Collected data

==============================

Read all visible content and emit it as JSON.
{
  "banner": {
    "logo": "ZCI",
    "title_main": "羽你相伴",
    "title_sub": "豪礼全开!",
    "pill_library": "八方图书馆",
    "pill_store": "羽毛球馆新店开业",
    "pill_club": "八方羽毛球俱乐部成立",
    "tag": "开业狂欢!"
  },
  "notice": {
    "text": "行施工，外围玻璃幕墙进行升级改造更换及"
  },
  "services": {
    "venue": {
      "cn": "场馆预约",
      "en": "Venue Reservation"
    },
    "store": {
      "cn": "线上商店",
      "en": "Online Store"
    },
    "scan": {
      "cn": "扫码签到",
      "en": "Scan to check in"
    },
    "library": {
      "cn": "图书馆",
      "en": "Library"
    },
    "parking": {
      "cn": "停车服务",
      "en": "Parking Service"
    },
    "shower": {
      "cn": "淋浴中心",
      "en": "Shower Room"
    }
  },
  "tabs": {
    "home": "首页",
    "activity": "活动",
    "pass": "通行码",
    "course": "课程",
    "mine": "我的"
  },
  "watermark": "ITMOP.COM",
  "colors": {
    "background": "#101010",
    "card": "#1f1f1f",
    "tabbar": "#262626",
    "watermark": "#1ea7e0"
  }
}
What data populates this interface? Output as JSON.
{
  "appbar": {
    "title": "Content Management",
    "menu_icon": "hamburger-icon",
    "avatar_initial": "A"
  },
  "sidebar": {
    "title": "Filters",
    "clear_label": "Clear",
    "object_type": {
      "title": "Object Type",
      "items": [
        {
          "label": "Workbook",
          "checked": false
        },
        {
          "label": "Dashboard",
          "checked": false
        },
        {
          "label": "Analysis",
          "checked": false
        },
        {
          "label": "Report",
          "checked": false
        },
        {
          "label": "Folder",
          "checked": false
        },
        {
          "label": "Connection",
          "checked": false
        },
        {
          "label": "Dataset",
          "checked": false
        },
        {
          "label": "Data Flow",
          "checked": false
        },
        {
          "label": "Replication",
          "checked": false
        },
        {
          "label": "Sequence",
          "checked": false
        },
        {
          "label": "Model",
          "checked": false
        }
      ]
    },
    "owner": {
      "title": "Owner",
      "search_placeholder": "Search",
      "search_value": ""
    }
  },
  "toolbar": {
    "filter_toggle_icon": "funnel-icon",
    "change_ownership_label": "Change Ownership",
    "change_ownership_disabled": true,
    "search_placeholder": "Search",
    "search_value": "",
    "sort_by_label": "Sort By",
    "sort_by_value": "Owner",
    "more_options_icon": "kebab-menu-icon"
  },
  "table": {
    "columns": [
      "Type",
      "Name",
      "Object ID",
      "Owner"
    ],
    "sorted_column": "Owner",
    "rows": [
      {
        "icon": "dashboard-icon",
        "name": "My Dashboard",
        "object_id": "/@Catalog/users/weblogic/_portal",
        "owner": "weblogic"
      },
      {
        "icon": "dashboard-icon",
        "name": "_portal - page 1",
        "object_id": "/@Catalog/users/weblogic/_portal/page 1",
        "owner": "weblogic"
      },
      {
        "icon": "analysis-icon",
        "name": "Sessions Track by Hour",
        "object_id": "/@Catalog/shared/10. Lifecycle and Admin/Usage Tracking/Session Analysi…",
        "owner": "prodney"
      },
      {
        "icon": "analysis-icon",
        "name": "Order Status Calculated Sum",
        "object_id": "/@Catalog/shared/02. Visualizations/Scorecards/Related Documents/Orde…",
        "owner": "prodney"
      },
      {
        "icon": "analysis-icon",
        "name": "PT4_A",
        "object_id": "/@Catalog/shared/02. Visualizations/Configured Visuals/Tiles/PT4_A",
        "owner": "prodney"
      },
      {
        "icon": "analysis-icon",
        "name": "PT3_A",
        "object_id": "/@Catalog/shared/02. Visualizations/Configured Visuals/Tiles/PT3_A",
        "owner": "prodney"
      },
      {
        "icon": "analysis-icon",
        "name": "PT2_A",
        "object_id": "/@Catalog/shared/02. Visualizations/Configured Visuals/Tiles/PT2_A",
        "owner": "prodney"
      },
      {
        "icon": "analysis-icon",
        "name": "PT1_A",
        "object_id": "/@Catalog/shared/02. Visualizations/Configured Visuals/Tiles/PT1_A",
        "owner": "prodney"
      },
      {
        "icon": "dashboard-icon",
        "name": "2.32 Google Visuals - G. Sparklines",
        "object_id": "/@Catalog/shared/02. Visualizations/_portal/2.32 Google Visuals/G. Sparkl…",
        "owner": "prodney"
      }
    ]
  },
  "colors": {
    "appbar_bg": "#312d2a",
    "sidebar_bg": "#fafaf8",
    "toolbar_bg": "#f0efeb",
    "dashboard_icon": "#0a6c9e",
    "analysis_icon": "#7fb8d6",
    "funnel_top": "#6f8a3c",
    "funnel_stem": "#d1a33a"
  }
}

==============================

Your task is to retype all of the records exactly.

Output for this exercise:
Read all visible content and emit it as JSON.
{
  "banner": {
    "logo": "ZCI",
    "title_main": "羽你相伴",
    "title_sub": "豪礼全开!",
    "pill_library": "八方图书馆",
    "pill_store": "羽毛球馆新店开业",
    "pill_club": "八方羽毛球俱乐部成立",
    "tag": "开业狂欢!"
  },
  "notice": {
    "text": "行施工，外围玻璃幕墙进行升级改造更换及"
  },
  "services": {
    "venue": {
      "cn": "场馆预约",
      "en": "Venue Reservation"
    },
    "store": {
      "cn": "线上商店",
      "en": "Online Store"
    },
    "scan": {
      "cn": "扫码签到",
      "en": "Scan to check in"
    },
    "library": {
      "cn": "图书馆",
      "en": "Library"
    },
    "parking": {
      "cn": "停车服务",
      "en": "Parking Service"
    },
    "shower": {
      "cn": "淋浴中心",
      "en": "Shower Room"
    }
  },
  "tabs": {
    "home": "首页",
    "activity": "活动",
    "pass": "通行码",
    "course": "课程",
    "mine": "我的"
  },
  "watermark": "ITMOP.COM",
  "colors": {
    "background": "#101010",
    "card": "#1f1f1f",
    "tabbar": "#262626",
    "watermark": "#1ea7e0"
  }
}
What data populates this interface? Output as JSON.
{
  "appbar": {
    "title": "Content Management",
    "menu_icon": "hamburger-icon",
    "avatar_initial": "A"
  },
  "sidebar": {
    "title": "Filters",
    "clear_label": "Clear",
    "object_type": {
      "title": "Object Type",
      "items": [
        {
          "label": "Workbook",
          "checked": false
        },
        {
          "label": "Dashboard",
          "checked": false
        },
        {
          "label": "Analysis",
          "checked": false
        },
        {
          "label": "Report",
          "checked": false
        },
        {
          "label": "Folder",
          "checked": false
        },
        {
          "label": "Connection",
          "checked": false
        },
        {
          "label": "Dataset",
          "checked": false
        },
        {
          "label": "Data Flow",
          "checked": false
        },
        {
          "label": "Replication",
          "checked": false
        },
        {
          "label": "Sequence",
          "checked": false
        },
        {
          "label": "Model",
          "checked": false
        }
      ]
    },
    "owner": {
      "title": "Owner",
      "search_placeholder": "Search",
      "search_value": ""
    }
  },
  "toolbar": {
    "filter_toggle_icon": "funnel-icon",
    "change_ownership_label": "Change Ownership",
    "change_ownership_disabled": true,
    "search_placeholder": "Search",
    "search_value": "",
    "sort_by_label": "Sort By",
    "sort_by_value": "Owner",
    "more_options_icon": "kebab-menu-icon"
  },
  "table": {
    "columns": [
      "Type",
      "Name",
      "Object ID",
      "Owner"
    ],
    "sorted_column": "Owner",
    "rows": [
      {
        "icon": "dashboard-icon",
        "name": "My Dashboard",
        "object_id": "/@Catalog/users/weblogic/_portal",
        "owner": "weblogic"
      },
      {
        "icon": "dashboard-icon",
        "name": "_portal - page 1",
        "object_id": "/@Catalog/users/weblogic/_portal/page 1",
        "owner": "weblogic"
      },
      {
        "icon": "analysis-icon",
        "name": "Sessions Track by Hour",
        "object_id": "/@Catalog/shared/10. Lifecycle and Admin/Usage Tracking/Session Analysi…",
        "owner": "prodney"
      },
      {
        "icon": "analysis-icon",
        "name": "Order Status Calculated Sum",
        "object_id": "/@Catalog/shared/02. Visualizations/Scorecards/Related Documents/Orde…",
        "owner": "prodney"
      },
      {
        "icon": "analysis-icon",
        "name": "PT4_A",
        "object_id": "/@Catalog/shared/02. Visualizations/Configured Visuals/Tiles/PT4_A",
        "owner": "prodney"
      },
      {
        "icon": "analysis-icon",
        "name": "PT3_A",
        "object_id": "/@Catalog/shared/02. Visualizations/Configured Visuals/Tiles/PT3_A",
        "owner": "prodney"
      },
      {
        "icon": "analysis-icon",
        "name": "PT2_A",
        "object_id": "/@Catalog/shared/02. Visualizations/Configured Visuals/Tiles/PT2_A",
        "owner": "prodney"
      },
      {
        "icon": "analysis-icon",
        "name": "PT1_A",
        "object_id": "/@Catalog/shared/02. Visualizations/Configured Visuals/Tiles/PT1_A",
        "owner": "prodney"
      },
      {
        "icon": "dashboard-icon",
        "name": "2.32 Google Visuals - G. Sparklines",
        "object_id": "/@Catalog/shared/02. Visualizations/_portal/2.32 Google Visuals/G. Sparkl…",
        "owner": "prodney"
      }
    ]
  },
  "colors": {
    "appbar_bg": "#312d2a",
    "sidebar_bg": "#fafaf8",
    "toolbar_bg": "#f0efeb",
    "dashboard_icon": "#0a6c9e",
    "analysis_icon": "#7fb8d6",
    "funnel_top": "#6f8a3c",
    "funnel_stem": "#d1a33a"
  }
}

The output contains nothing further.